• [Short task] Set each entry down verbatim, omitting images.

[start]

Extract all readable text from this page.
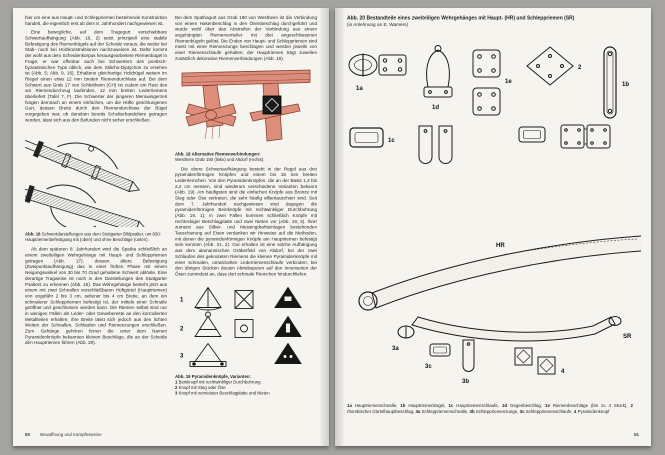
hier um eine aus Haupt- und Schleppriemen bestehende Konstruktion handelt, die eigentlich erst ab dem 8. Jahrhundert nachgewiesen ist.

Eine bewegliche, auf dem Tragegurt verschiebbare Schwertaufhängung (Abb. 16, 2) setzt prinzipiell eine stabile Befestigung des Riemenbügels auf der Scheide voraus, die weder bei Stab- noch bei Holzkonstruktionen nachzuweisen ist. Dafür kommt der wohl aus dem Scheidenkorpus herausgearbeitete Riemenbügel in Frage; er war offenbar auch bei Schwertern des pontisch-byzantinischen Typs üblich, wie dem Stilicho-Diptychon zu ersehen ist (Abb. 5; Abb. 9, 16). Erhaltene gleichartige Holzbügel weisen im Riegel einen etwa 12 mm breiten Riemendurchlass auf. Bei dem Schwert aus Grab 17 von Schleitheim (CH) ist zudem ein Rest des am Riemendurchzug laufenden, 12 mm breiten Lederriemens überliefert (Tafel 7, F). Die Schwerter der jüngeren Merowingerzeit hingen demnach an einem einfachen, um die Hüfte geschlungenen Gurt, dessen Breite durch den Riemendurchlass der Bügel vorgegeben war; ob daneben bereits Schulterbandeliere getragen wurden, lässt sich aus den Befunden nicht sicher erschließen.

Abb. 16 Schwertdarstellungen aus dem Stuttgarter Bildpsalter, um 830: Hauptriemenbefestigung mit (oben) und ohne Beschläge (unten).

Ab dem späteren 8. Jahrhundert wird die Spatha schließlich an einem zweiteiligen Wehrgehänge mit Haupt- und Schleppriemen getragen (Abb. 17), dessen ältere Befestigung (Zweipunktaufhängung) das in einer frühen Phase mit einem Neigungswinkel von 30 bis 70 Grad gehaltene Schwert ablöste. Eine derartige Tragweise ist noch in den Darstellungen des Stuttgarter Psalters zu erkennen (Abb. 16). Das Wehrgehänge besteht jetzt aus einem mit zwei Schnallen verschließbaren Hüftgürtel (Hauptriemen) von ungefähr 2 bis 3 cm, seltener bis 4 cm Breite, an dem ein schmalerer Schleppriemen befestigt ist, der mittels einer Schnalle geöffnet und geschlossen werden kann. Die Riemen selbst sind nur in wenigen Fällen als Leder- oder Gewebereste an den korrodierten Metallteilen erhalten; ihre Breite lässt sich jedoch aus den lichten Weiten der Schnallen, Schlaufen und Riemenzungen erschließen. Zum Gehänge gehören ferner die unter dem Namen Pyramidenknöpfe bekannten kleinen Beschläge, die an der Scheide den Hauptriemen führen (Abb. 20).

Bei dem Spathagurt aus Grab 190 von Westheim ist die Verbindung von einem Hakenbeschlag in den Ösenbeschlag durchgeführt und wurde wohl über das Abstreifen der Verbindung aus einem angehängten Riemenverteiler mit drei angeschlossenen Riemenbügeln gelöst. Die Enden von Haupt- und Schleppriemen sind meist mit einer Riemenzunge beschlagen und werden jeweils von einer Riemenschlaufe gehalten; der Hauptriemen trägt zuweilen zusätzlich dekorative Riemenverbindungen (Abb. 18).

Abb. 18 Alternative Riemenverbindungen:
Westheim Grab 190 (links) und Altdorf (rechts).

Die obere Schwertaufhängung besteht in der Regel aus drei pyramidenförmigen Knöpfen und einem bis 15 mm breiten Lederriemchen. Von den Pyramidenknöpfen, die an der Basis 1,4 bis 2,2 cm messen, sind wiederum verschiedene Varianten bekannt (Abb. 19). Am häufigsten sind die einfachen Knöpfe aus Bronze mit Steg oder Öse vertreten, die sehr häufig silbertauschiert sind. Seit dem 7. Jahrhundert nachgewiesen sind dagegen die pyramidenförmigen Beinknöpfe mit rechtwinkliger Durchbohrung (Abb. 19, 1); in zwei Fällen kommen schließlich Knöpfe mit rechteckiger Beschlagplatte und zwei Nieten vor (Abb. 19, 3). Ihrer zumeist aus Silber- und Messingdrahteinlagen bestehenden Tauschierung auf Eisen verdanken wir Hinweise auf die Methoden, mit denen die pyramidenförmigen Knöpfe am Hauptriemen befestigt sein konnten (Abb. 21, 2). Gut erhalten ist eine solche Aufhängung aus dem alamannischen Gräberfeld von Altdorf, bei der zwei Schlaufen des geknoteten Riemens die kleinen Pyramidenknöpfe mit einer schmalen, umwickelten Lederriemenschlaufe verbinden; bei den übrigen Stücken deuten Abriebspuren auf den Innenseiten der Ösen zumindest an, dass dort schmale Riemchen hindurchliefen.

1
2
3
Abb. 19 Pyramidenknöpfe, Varianten:
1 Beinknopf mit rechtwinkliger Durchbohrung
2 Knopf mit Steg oder Öse
3 Knopf mit vernieteter Beschlagplatte und Nieten
50 Bewaffnung und Kampfesweise
Abb. 20 Bestandteile eines zweiteiligen Wehrgehänges mit Haupt- (HR) und Schleppriemen (SR)
(in Anlehnung an E. Wamers)
1a
1d
1e
2
1b
1c
HR
SR
3a
3c
3b
4
1a Hauptriemenschnalle, 1b Hauptriemenbügel, 1c Hauptriemenschlaufe, 1d Gegenbeschlag, 1e Riemenbeschläge (bis zu 4 Stück), 2 rhombischer Gürtelhauptbeschlag, 3a Schleppriemenschnalle, 3b Schleppriemenzunge, 3c Schleppriemenschlaufe, 4 Pyramidenknopf
51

[end]

• [Response]
Extract all readable text from this page.
hier um eine aus Haupt- und Schleppriemen bestehende Konstruktion handelt, die eigentlich erst ab dem 8. Jahrhundert nachgewiesen ist.

Eine bewegliche, auf dem Tragegurt verschiebbare Schwertaufhängung (Abb. 16, 2) setzt prinzipiell eine stabile Befestigung des Riemenbügels auf der Scheide voraus, die weder bei Stab- noch bei Holzkonstruktionen nachzuweisen ist. Dafür kommt der wohl aus dem Scheidenkorpus herausgearbeitete Riemenbügel in Frage; er war offenbar auch bei Schwertern des pontisch-byzantinischen Typs üblich, wie dem Stilicho-Diptychon zu ersehen ist (Abb. 5; Abb. 9, 16). Erhaltene gleichartige Holzbügel weisen im Riegel einen etwa 12 mm breiten Riemendurchlass auf. Bei dem Schwert aus Grab 17 von Schleitheim (CH) ist zudem ein Rest des am Riemendurchzug laufenden, 12 mm breiten Lederriemens überliefert (Tafel 7, F). Die Schwerter der jüngeren Merowingerzeit hingen demnach an einem einfachen, um die Hüfte geschlungenen Gurt, dessen Breite durch den Riemendurchlass der Bügel vorgegeben war; ob daneben bereits Schulterbandeliere getragen wurden, lässt sich aus den Befunden nicht sicher erschließen.

Abb. 16 Schwertdarstellungen aus dem Stuttgarter Bildpsalter, um 830: Hauptriemenbefestigung mit (oben) und ohne Beschläge (unten).

Ab dem späteren 8. Jahrhundert wird die Spatha schließlich an einem zweiteiligen Wehrgehänge mit Haupt- und Schleppriemen getragen (Abb. 17), dessen ältere Befestigung (Zweipunktaufhängung) das in einer frühen Phase mit einem Neigungswinkel von 30 bis 70 Grad gehaltene Schwert ablöste. Eine derartige Tragweise ist noch in den Darstellungen des Stuttgarter Psalters zu erkennen (Abb. 16). Das Wehrgehänge besteht jetzt aus einem mit zwei Schnallen verschließbaren Hüftgürtel (Hauptriemen) von ungefähr 2 bis 3 cm, seltener bis 4 cm Breite, an dem ein schmalerer Schleppriemen befestigt ist, der mittels einer Schnalle geöffnet und geschlossen werden kann. Die Riemen selbst sind nur in wenigen Fällen als Leder- oder Gewebereste an den korrodierten Metallteilen erhalten; ihre Breite lässt sich jedoch aus den lichten Weiten der Schnallen, Schlaufen und Riemenzungen erschließen. Zum Gehänge gehören ferner die unter dem Namen Pyramidenknöpfe bekannten kleinen Beschläge, die an der Scheide den Hauptriemen führen (Abb. 20).

Bei dem Spathagurt aus Grab 190 von Westheim ist die Verbindung von einem Hakenbeschlag in den Ösenbeschlag durchgeführt und wurde wohl über das Abstreifen der Verbindung aus einem angehängten Riemenverteiler mit drei angeschlossenen Riemenbügeln gelöst. Die Enden von Haupt- und Schleppriemen sind meist mit einer Riemenzunge beschlagen und werden jeweils von einer Riemenschlaufe gehalten; der Hauptriemen trägt zuweilen zusätzlich dekorative Riemenverbindungen (Abb. 18).

Abb. 18 Alternative Riemenverbindungen:
Westheim Grab 190 (links) und Altdorf (rechts).

Die obere Schwertaufhängung besteht in der Regel aus drei pyramidenförmigen Knöpfen und einem bis 15 mm breiten Lederriemchen. Von den Pyramidenknöpfen, die an der Basis 1,4 bis 2,2 cm messen, sind wiederum verschiedene Varianten bekannt (Abb. 19). Am häufigsten sind die einfachen Knöpfe aus Bronze mit Steg oder Öse vertreten, die sehr häufig silbertauschiert sind. Seit dem 7. Jahrhundert nachgewiesen sind dagegen die pyramidenförmigen Beinknöpfe mit rechtwinkliger Durchbohrung (Abb. 19, 1); in zwei Fällen kommen schließlich Knöpfe mit rechteckiger Beschlagplatte und zwei Nieten vor (Abb. 19, 3). Ihrer zumeist aus Silber- und Messingdrahteinlagen bestehenden Tauschierung auf Eisen verdanken wir Hinweise auf die Methoden, mit denen die pyramidenförmigen Knöpfe am Hauptriemen befestigt sein konnten (Abb. 21, 2). Gut erhalten ist eine solche Aufhängung aus dem alamannischen Gräberfeld von Altdorf, bei der zwei Schlaufen des geknoteten Riemens die kleinen Pyramidenknöpfe mit einer schmalen, umwickelten Lederriemenschlaufe verbinden; bei den übrigen Stücken deuten Abriebspuren auf den Innenseiten der Ösen zumindest an, dass dort schmale Riemchen hindurchliefen.

1
2
3
Abb. 19 Pyramidenknöpfe, Varianten:
1 Beinknopf mit rechtwinkliger Durchbohrung
2 Knopf mit Steg oder Öse
3 Knopf mit vernieteter Beschlagplatte und Nieten
50 Bewaffnung und Kampfesweise
Abb. 20 Bestandteile eines zweiteiligen Wehrgehänges mit Haupt- (HR) und Schleppriemen (SR)
(in Anlehnung an E. Wamers)
1a
1d
1e
2
1b
1c
HR
SR
3a
3c
3b
4
1a Hauptriemenschnalle, 1b Hauptriemenbügel, 1c Hauptriemenschlaufe, 1d Gegenbeschlag, 1e Riemenbeschläge (bis zu 4 Stück), 2 rhombischer Gürtelhauptbeschlag, 3a Schleppriemenschnalle, 3b Schleppriemenzunge, 3c Schleppriemenschlaufe, 4 Pyramidenknopf
51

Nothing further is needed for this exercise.